──────── Data provided ────────

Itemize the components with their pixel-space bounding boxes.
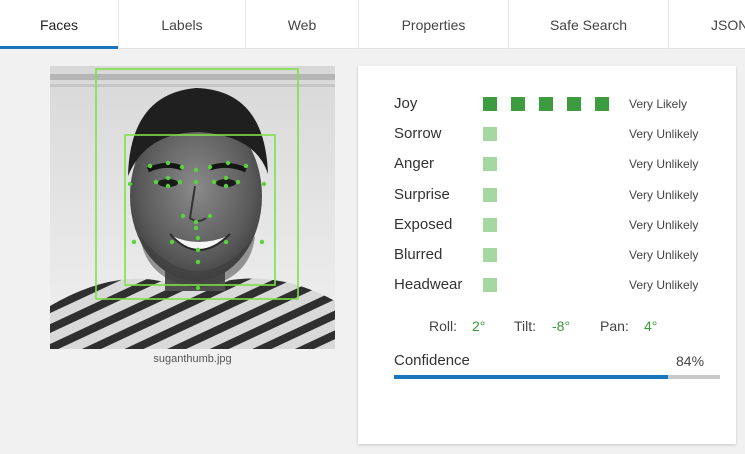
tab-label: Web	[287, 16, 317, 33]
emotion-label: Joy	[394, 95, 418, 112]
tab-web[interactable]: Web	[246, 0, 359, 49]
tab-properties[interactable]: Properties	[359, 0, 509, 49]
likelihood-square	[483, 127, 497, 142]
emotion-row-blurred: Blurred Very Unlikely	[394, 245, 714, 265]
tab-label: Safe Search	[549, 16, 628, 33]
likelihood-text: Very Unlikely	[629, 187, 699, 202]
emotion-label: Blurred	[394, 246, 443, 263]
tab-bar: Faces Labels Web Properties Safe Search …	[0, 0, 745, 49]
likelihood-square	[483, 248, 497, 262]
roll-label: Roll:	[429, 318, 458, 334]
confidence-bar	[394, 375, 720, 379]
emotion-label: Headwear	[394, 276, 463, 294]
tab-json[interactable]: JSON	[669, 0, 745, 49]
likelihood-square	[483, 157, 497, 172]
likelihood-text: Very Unlikely	[629, 217, 699, 232]
emotion-row-joy: Joy Very Likely	[394, 94, 714, 114]
emotion-label: Surprise	[394, 185, 450, 203]
emotion-row-anger: Anger Very Unlikely	[394, 154, 714, 174]
likelihood-square	[483, 278, 497, 293]
likelihood-square	[567, 97, 581, 111]
likelihood-square	[483, 217, 497, 232]
tilt-value: -8°	[552, 318, 571, 334]
likelihood-text: Very Unlikely	[629, 157, 699, 172]
emotion-label: Exposed	[394, 215, 453, 233]
confidence-bar-fill	[394, 375, 668, 379]
pan-label: Pan:	[600, 318, 629, 334]
emotion-label: Sorrow	[394, 125, 442, 143]
likelihood-square	[539, 97, 553, 111]
tab-safe-search[interactable]: Safe Search	[509, 0, 669, 49]
tab-label: Labels	[161, 16, 203, 33]
emotion-row-surprise: Surprise Very Unlikely	[394, 185, 714, 205]
emotion-row-headwear: Headwear Very Unlikely	[394, 275, 714, 295]
analyzed-photo	[50, 66, 335, 349]
roll-value: 2°	[472, 318, 486, 334]
confidence-value: 84%	[676, 353, 705, 369]
pan-value: 4°	[644, 318, 658, 334]
face-results-card: Joy Very Likely Sorrow Very Unlikely Anger Ve…	[358, 66, 736, 444]
tab-label: JSON	[711, 16, 745, 33]
likelihood-square	[483, 97, 497, 111]
emotion-row-exposed: Exposed Very Unlikely	[394, 215, 714, 235]
face-photo	[50, 66, 335, 349]
likelihood-text: Very Likely	[629, 97, 688, 111]
active-tab-indicator	[0, 46, 118, 49]
likelihood-square	[483, 187, 497, 202]
tilt-label: Tilt:	[514, 318, 537, 334]
likelihood-square	[595, 97, 609, 111]
confidence-label: Confidence	[394, 352, 470, 369]
tab-label: Faces	[39, 16, 79, 33]
likelihood-text: Very Unlikely	[629, 127, 699, 142]
tab-label: Properties	[401, 16, 466, 33]
likelihood-text: Very Unlikely	[629, 278, 699, 293]
emotion-label: Anger	[394, 155, 435, 173]
tab-faces[interactable]: Faces	[0, 0, 119, 49]
tab-labels[interactable]: Labels	[119, 0, 246, 49]
likelihood-text: Very Unlikely	[629, 248, 699, 262]
likelihood-square	[511, 97, 525, 111]
emotion-row-sorrow: Sorrow Very Unlikely	[394, 124, 714, 144]
head-angles: Roll: 2° Tilt: -8° Pan: 4°	[358, 316, 736, 336]
image-filename: suganthumb.jpg	[153, 353, 232, 365]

────────

> _Given exercise_
Change every "likelihood-square" in the data above to "rating-square" and reproduce all the lines otherwise unchanged. Omit the picture from your output.

> _Result of the exercise_
Itemize the components with their pixel-space bounding boxes.
tab-label: Web	[287, 16, 317, 33]
emotion-label: Joy	[394, 95, 418, 112]
tab-web[interactable]: Web	[246, 0, 359, 49]
tab-properties[interactable]: Properties	[359, 0, 509, 49]
rating-square	[483, 127, 497, 142]
emotion-row-blurred: Blurred Very Unlikely	[394, 245, 714, 265]
tab-label: Safe Search	[549, 16, 628, 33]
likelihood-text: Very Unlikely	[629, 187, 699, 202]
emotion-label: Blurred	[394, 246, 443, 263]
tab-bar: Faces Labels Web Properties Safe Search …	[0, 0, 745, 49]
rating-square	[483, 248, 497, 262]
roll-label: Roll:	[429, 318, 458, 334]
confidence-bar	[394, 375, 720, 379]
emotion-label: Headwear	[394, 276, 463, 294]
tab-json[interactable]: JSON	[669, 0, 745, 49]
rating-square	[483, 157, 497, 172]
likelihood-text: Very Unlikely	[629, 217, 699, 232]
emotion-row-joy: Joy Very Likely	[394, 94, 714, 114]
emotion-label: Surprise	[394, 185, 450, 203]
emotion-row-anger: Anger Very Unlikely	[394, 154, 714, 174]
rating-square	[483, 278, 497, 293]
rating-square	[567, 97, 581, 111]
rating-square	[483, 217, 497, 232]
tilt-value: -8°	[552, 318, 571, 334]
likelihood-text: Very Unlikely	[629, 157, 699, 172]
emotion-label: Exposed	[394, 215, 453, 233]
confidence-bar-fill	[394, 375, 668, 379]
pan-label: Pan:	[600, 318, 629, 334]
emotion-label: Sorrow	[394, 125, 442, 143]
rating-square	[539, 97, 553, 111]
tab-safe-search[interactable]: Safe Search	[509, 0, 669, 49]
tab-label: Labels	[161, 16, 203, 33]
emotion-row-surprise: Surprise Very Unlikely	[394, 185, 714, 205]
emotion-row-headwear: Headwear Very Unlikely	[394, 275, 714, 295]
analyzed-photo	[50, 66, 335, 349]
roll-value: 2°	[472, 318, 486, 334]
confidence-value: 84%	[676, 353, 705, 369]
pan-value: 4°	[644, 318, 658, 334]
face-results-card: Joy Very Likely Sorrow Very Unlikely Anger Ve…	[358, 66, 736, 444]
tab-label: JSON	[711, 16, 745, 33]
rating-square	[483, 97, 497, 111]
emotion-row-exposed: Exposed Very Unlikely	[394, 215, 714, 235]
face-photo	[50, 66, 335, 349]
likelihood-text: Very Likely	[629, 97, 688, 111]
active-tab-indicator	[0, 46, 118, 49]
rating-square	[483, 187, 497, 202]
tilt-label: Tilt:	[514, 318, 537, 334]
rating-square	[595, 97, 609, 111]
confidence-label: Confidence	[394, 352, 470, 369]
tab-label: Faces	[39, 16, 79, 33]
likelihood-text: Very Unlikely	[629, 127, 699, 142]
tab-label: Properties	[401, 16, 466, 33]
likelihood-text: Very Unlikely	[629, 278, 699, 293]
emotion-label: Anger	[394, 155, 435, 173]
tab-faces[interactable]: Faces	[0, 0, 119, 49]
tab-labels[interactable]: Labels	[119, 0, 246, 49]
likelihood-text: Very Unlikely	[629, 248, 699, 262]
rating-square	[511, 97, 525, 111]
emotion-row-sorrow: Sorrow Very Unlikely	[394, 124, 714, 144]
head-angles: Roll: 2° Tilt: -8° Pan: 4°	[358, 316, 736, 336]
image-filename: suganthumb.jpg	[153, 353, 232, 365]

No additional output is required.